- Born: Mary Evelyn Grannan 11 February 1900 Fredericton, New Brunswick, Canada
- Died: 3 January 1975 (aged 74) Fredericton
- Occupations: Teacher, radio personality, writer
- Writing career
- Language: English
- Genre: Children's literature
- Notable works: Just Mary, Maggie Muggins

= Mary Grannan =

Canadian children's writer and radio personality

Mary Evelyn Grannan (11 February 1900 – 3 January 1975) was a Canadian children's writer and radio personality. She wrote and performed in programs for children on CBC Radio and CBC Television between 1938 and 1962. Stories broadcast on her radio and television programs Just Mary and Maggie Muggins were published in a series of popular books.

==Family and education==

Mary Grannan was born into an Irish Canadian Roman Catholic family in Fredericton, New Brunswick, Canada, on 11 February 1900. She was the second of three daughters born to William Peter Grannan and Catherine Teresa Haney. Her father, a wheelwright by trade, was also employed as a fireman. Mary Grannan attended St. Dunstan's School, a Roman Catholic elementary school, and then Fredericton High School. She attended New Brunswick's Provincial Normal School in Fredericton from September 1917 to June 1918, graduating as a teacher second class.

= = = = = = =

PROMPT A → Print the part of the Mary Grannan biography from "Mary Evelyn Grannan (11" to "of popular books.", word for word.

= = = = = = =

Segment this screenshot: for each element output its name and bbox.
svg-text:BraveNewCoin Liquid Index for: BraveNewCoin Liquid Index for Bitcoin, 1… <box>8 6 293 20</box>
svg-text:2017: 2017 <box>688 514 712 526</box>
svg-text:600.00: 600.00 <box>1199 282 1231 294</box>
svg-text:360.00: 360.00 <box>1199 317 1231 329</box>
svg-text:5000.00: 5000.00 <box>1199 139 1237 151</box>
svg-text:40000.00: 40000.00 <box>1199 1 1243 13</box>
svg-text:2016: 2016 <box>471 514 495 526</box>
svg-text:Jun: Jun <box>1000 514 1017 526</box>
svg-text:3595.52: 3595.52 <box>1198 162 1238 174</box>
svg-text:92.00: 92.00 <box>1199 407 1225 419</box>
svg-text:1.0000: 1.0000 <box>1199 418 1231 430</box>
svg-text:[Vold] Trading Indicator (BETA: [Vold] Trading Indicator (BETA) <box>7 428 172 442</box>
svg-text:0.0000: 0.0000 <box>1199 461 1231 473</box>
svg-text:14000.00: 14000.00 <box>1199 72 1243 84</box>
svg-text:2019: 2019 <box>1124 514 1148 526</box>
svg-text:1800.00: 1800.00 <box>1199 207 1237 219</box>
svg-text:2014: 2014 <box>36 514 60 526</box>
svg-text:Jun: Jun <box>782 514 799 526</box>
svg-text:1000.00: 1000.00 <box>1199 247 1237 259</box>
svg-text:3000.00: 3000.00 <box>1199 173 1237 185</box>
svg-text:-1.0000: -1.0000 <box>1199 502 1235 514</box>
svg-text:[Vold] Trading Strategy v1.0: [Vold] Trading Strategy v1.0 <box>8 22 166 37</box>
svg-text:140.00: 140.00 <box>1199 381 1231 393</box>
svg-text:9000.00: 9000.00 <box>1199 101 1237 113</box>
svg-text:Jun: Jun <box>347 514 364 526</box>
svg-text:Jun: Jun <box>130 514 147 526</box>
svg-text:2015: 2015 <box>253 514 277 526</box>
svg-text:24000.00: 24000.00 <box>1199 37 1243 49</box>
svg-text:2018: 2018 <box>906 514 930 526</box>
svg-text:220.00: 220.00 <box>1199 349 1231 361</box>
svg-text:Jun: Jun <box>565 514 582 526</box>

= = = = = = =

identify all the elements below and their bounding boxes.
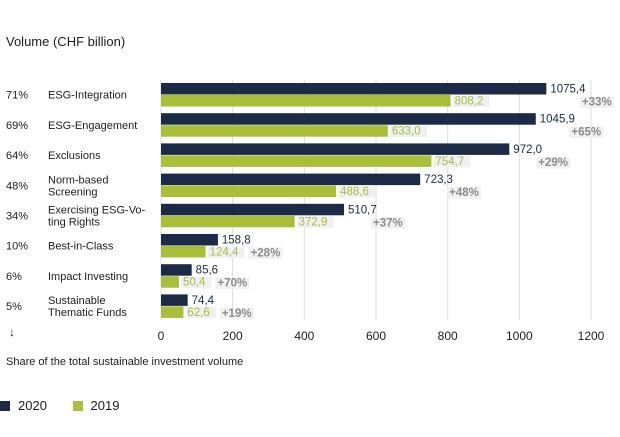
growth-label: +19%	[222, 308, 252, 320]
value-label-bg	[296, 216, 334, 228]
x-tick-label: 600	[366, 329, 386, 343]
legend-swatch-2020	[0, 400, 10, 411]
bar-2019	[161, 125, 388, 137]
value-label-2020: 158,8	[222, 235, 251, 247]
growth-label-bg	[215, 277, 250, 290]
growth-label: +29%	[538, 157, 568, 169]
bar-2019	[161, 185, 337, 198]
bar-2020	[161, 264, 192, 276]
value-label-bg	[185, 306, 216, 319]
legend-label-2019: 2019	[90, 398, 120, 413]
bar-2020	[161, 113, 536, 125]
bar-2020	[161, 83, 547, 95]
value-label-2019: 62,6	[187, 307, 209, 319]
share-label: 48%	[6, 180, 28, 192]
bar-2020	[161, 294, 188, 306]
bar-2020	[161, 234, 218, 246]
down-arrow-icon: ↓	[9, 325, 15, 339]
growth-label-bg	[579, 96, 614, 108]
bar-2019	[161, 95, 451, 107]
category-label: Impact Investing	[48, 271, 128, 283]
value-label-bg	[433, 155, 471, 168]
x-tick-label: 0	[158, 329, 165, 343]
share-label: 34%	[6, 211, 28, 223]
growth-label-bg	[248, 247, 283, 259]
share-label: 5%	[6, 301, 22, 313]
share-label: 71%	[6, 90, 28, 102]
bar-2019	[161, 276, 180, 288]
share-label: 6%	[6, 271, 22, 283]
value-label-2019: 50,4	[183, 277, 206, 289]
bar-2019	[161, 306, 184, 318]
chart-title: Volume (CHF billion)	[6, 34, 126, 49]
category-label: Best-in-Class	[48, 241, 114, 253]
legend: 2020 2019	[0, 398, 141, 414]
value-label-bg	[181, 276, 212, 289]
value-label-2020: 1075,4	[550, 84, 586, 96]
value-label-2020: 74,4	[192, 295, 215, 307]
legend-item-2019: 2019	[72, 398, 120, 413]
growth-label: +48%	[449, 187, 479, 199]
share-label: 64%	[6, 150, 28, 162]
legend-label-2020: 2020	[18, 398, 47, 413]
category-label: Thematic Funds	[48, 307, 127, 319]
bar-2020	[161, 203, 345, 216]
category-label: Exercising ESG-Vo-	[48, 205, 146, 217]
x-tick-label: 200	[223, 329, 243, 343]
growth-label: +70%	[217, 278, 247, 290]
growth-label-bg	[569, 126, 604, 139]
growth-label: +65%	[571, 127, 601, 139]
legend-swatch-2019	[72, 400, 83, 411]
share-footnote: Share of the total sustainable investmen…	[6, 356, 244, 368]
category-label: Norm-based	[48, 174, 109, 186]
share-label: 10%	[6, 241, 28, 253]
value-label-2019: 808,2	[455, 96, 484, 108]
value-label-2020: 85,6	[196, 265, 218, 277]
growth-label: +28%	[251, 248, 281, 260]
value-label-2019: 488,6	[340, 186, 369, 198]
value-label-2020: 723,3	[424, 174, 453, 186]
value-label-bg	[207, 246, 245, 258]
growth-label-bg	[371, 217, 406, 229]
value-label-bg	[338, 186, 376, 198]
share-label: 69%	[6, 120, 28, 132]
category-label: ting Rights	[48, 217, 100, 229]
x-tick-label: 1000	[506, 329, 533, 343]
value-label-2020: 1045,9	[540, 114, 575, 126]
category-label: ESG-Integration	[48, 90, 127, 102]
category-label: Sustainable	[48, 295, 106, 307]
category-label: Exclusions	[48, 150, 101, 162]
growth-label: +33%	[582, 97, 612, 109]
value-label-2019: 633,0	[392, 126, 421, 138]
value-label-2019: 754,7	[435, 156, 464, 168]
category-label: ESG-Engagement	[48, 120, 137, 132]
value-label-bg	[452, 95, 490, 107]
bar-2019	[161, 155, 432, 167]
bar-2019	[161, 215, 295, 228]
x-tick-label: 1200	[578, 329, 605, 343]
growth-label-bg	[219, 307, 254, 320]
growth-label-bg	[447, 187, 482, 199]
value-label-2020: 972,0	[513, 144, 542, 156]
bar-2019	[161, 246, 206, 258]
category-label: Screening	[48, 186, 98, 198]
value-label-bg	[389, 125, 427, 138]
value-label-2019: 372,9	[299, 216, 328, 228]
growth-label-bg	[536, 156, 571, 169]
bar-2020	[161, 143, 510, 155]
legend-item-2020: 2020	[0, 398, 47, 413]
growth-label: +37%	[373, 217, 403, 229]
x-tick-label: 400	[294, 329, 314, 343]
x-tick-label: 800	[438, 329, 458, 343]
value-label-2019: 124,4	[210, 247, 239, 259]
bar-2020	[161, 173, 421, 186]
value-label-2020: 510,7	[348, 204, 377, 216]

= = = = = = =

PROMPT B → Output the entries from the line with "Segment this screenshot: for" to the line with "svg-text:[Vold] Trading Strategy", both lines included, reproducing them verbatim and giving nothing else.

FINISHED ANSWER A →
Mary Evelyn Grannan (11 February 1900 – 3 January 1975) was a Canadian children's writer and radio personality. She wrote and performed in programs for children on CBC Radio and CBC Television between 1938 and 1962. Stories broadcast on her radio and television programs Just Mary and Maggie Muggins were published in a series of popular books.

FINISHED ANSWER B →
Segment this screenshot: for each element output its name and bbox.
svg-text:BraveNewCoin Liquid Index for: BraveNewCoin Liquid Index for Bitcoin, 1… <box>8 6 293 20</box>
svg-text:2017: 2017 <box>688 514 712 526</box>
svg-text:600.00: 600.00 <box>1199 282 1231 294</box>
svg-text:360.00: 360.00 <box>1199 317 1231 329</box>
svg-text:5000.00: 5000.00 <box>1199 139 1237 151</box>
svg-text:40000.00: 40000.00 <box>1199 1 1243 13</box>
svg-text:2016: 2016 <box>471 514 495 526</box>
svg-text:Jun: Jun <box>1000 514 1017 526</box>
svg-text:3595.52: 3595.52 <box>1198 162 1238 174</box>
svg-text:92.00: 92.00 <box>1199 407 1225 419</box>
svg-text:1.0000: 1.0000 <box>1199 418 1231 430</box>
svg-text:[Vold] Trading Indicator (BETA: [Vold] Trading Indicator (BETA) <box>7 428 172 442</box>
svg-text:0.0000: 0.0000 <box>1199 461 1231 473</box>
svg-text:14000.00: 14000.00 <box>1199 72 1243 84</box>
svg-text:2019: 2019 <box>1124 514 1148 526</box>
svg-text:1800.00: 1800.00 <box>1199 207 1237 219</box>
svg-text:2014: 2014 <box>36 514 60 526</box>
svg-text:Jun: Jun <box>782 514 799 526</box>
svg-text:1000.00: 1000.00 <box>1199 247 1237 259</box>
svg-text:3000.00: 3000.00 <box>1199 173 1237 185</box>
svg-text:-1.0000: -1.0000 <box>1199 502 1235 514</box>
svg-text:[Vold] Trading Strategy v1.0: [Vold] Trading Strategy v1.0 <box>8 22 166 37</box>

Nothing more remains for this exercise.